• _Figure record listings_
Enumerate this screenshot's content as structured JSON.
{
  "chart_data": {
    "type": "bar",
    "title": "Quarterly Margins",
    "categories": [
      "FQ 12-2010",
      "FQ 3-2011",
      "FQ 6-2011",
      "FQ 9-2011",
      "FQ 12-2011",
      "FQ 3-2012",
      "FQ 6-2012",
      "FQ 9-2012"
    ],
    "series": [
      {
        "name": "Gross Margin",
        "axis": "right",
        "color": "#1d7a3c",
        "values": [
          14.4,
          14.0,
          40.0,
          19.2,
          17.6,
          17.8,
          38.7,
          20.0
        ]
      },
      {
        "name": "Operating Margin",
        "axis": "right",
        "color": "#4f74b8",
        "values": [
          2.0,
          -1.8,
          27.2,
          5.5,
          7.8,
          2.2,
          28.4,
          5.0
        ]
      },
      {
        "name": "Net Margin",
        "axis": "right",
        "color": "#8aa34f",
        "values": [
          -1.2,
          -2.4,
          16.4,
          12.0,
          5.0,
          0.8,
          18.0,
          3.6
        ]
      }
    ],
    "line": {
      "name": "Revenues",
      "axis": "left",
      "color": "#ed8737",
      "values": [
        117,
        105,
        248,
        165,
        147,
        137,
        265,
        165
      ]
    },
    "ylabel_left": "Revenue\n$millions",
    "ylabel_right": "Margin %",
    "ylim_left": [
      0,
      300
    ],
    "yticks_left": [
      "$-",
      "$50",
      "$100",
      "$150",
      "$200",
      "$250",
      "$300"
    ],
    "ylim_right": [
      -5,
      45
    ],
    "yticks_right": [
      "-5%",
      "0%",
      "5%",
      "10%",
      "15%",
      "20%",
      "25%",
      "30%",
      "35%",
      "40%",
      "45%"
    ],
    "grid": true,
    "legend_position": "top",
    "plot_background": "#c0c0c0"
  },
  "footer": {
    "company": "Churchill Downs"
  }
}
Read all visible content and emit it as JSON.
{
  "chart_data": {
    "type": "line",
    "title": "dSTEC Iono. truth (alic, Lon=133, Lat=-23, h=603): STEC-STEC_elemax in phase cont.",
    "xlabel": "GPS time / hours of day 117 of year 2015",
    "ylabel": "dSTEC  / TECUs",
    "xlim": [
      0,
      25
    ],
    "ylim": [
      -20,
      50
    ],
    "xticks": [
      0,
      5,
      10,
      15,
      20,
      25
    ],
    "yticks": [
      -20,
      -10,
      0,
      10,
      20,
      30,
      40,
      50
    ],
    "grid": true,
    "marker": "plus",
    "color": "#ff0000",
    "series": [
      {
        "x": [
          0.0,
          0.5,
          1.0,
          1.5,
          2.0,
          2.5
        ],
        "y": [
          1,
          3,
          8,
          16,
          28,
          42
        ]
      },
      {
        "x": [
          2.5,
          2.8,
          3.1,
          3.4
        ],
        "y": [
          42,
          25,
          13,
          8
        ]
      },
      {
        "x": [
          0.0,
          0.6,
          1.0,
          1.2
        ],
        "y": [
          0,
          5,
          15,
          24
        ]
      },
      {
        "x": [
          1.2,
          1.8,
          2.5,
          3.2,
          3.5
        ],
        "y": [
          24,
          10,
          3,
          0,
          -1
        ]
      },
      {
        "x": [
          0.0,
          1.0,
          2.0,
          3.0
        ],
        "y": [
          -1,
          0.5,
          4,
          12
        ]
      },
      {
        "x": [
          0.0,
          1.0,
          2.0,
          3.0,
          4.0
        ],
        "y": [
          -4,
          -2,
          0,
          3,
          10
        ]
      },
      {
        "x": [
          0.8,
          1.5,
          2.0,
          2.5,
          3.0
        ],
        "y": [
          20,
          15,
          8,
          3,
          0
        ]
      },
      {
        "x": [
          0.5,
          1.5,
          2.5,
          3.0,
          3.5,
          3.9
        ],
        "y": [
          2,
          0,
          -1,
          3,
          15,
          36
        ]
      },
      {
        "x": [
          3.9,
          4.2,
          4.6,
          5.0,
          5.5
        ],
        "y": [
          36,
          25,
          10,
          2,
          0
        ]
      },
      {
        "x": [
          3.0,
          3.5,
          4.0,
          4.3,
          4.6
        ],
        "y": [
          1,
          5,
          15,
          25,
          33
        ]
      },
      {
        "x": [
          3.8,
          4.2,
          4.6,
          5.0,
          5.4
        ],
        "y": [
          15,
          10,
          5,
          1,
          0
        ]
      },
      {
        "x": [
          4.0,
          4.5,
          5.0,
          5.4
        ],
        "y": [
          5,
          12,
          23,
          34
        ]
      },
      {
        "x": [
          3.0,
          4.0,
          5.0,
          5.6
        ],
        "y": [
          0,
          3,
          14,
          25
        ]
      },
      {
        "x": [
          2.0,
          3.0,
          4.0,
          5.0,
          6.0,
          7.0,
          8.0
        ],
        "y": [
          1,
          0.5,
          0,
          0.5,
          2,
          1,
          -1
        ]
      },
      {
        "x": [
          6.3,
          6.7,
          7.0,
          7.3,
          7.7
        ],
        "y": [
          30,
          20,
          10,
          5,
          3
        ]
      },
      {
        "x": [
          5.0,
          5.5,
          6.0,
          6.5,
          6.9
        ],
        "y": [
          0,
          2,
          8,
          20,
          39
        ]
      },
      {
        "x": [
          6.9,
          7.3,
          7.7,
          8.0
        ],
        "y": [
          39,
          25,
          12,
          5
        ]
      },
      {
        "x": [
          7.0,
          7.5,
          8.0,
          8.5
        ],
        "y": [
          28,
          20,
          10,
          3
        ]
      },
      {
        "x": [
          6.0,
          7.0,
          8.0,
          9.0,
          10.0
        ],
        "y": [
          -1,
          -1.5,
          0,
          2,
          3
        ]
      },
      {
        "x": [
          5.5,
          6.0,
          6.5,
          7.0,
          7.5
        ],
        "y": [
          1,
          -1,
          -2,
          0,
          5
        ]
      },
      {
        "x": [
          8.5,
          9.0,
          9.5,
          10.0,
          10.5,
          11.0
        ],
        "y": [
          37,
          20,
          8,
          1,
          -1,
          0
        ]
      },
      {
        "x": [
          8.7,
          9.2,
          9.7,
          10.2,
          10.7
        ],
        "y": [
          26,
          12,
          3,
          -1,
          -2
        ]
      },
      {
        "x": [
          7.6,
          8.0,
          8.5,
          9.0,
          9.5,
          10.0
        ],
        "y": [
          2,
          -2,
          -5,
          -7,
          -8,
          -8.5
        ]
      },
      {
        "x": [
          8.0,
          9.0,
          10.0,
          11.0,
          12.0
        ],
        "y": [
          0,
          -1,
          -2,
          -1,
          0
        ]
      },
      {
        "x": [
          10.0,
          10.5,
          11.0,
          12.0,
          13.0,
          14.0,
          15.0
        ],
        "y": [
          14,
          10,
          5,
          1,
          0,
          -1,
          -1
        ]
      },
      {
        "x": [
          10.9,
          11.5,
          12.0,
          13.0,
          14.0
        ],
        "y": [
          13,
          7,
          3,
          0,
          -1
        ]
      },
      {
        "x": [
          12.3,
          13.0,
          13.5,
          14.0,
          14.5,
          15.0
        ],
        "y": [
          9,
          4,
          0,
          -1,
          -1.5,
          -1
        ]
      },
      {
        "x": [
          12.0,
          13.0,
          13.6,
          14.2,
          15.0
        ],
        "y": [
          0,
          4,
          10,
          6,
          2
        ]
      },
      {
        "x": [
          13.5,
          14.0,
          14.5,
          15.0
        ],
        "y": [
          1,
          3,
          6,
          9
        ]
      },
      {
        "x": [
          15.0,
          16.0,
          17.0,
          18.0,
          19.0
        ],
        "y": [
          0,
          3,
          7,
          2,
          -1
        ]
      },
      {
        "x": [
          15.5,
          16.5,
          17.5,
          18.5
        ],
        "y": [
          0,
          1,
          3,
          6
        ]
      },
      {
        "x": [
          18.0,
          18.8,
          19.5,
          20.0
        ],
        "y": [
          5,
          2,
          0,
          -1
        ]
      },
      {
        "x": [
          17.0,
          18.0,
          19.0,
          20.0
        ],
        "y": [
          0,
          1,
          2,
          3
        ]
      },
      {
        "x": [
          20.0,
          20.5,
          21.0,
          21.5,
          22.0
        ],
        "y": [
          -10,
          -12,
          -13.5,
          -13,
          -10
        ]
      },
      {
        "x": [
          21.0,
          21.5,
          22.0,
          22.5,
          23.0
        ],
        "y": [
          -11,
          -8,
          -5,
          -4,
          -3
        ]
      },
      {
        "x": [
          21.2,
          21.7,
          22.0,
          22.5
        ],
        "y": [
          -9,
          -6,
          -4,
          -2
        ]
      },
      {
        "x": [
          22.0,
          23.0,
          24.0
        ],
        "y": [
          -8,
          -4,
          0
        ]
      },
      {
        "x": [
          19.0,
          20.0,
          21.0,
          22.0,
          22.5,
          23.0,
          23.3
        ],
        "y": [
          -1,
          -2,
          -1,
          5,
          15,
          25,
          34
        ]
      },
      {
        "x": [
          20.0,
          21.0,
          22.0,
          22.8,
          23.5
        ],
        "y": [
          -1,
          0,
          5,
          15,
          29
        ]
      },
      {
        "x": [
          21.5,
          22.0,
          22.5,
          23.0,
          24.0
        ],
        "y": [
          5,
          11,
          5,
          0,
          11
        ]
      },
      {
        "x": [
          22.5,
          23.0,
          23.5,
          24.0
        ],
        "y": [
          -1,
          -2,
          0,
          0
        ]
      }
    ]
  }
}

• _Work required_
Search the lines above for the string "content", then show every one that has it.

• _The completed task_
Enumerate this screenshot's content as structured JSON.
Read all visible content and emit it as JSON.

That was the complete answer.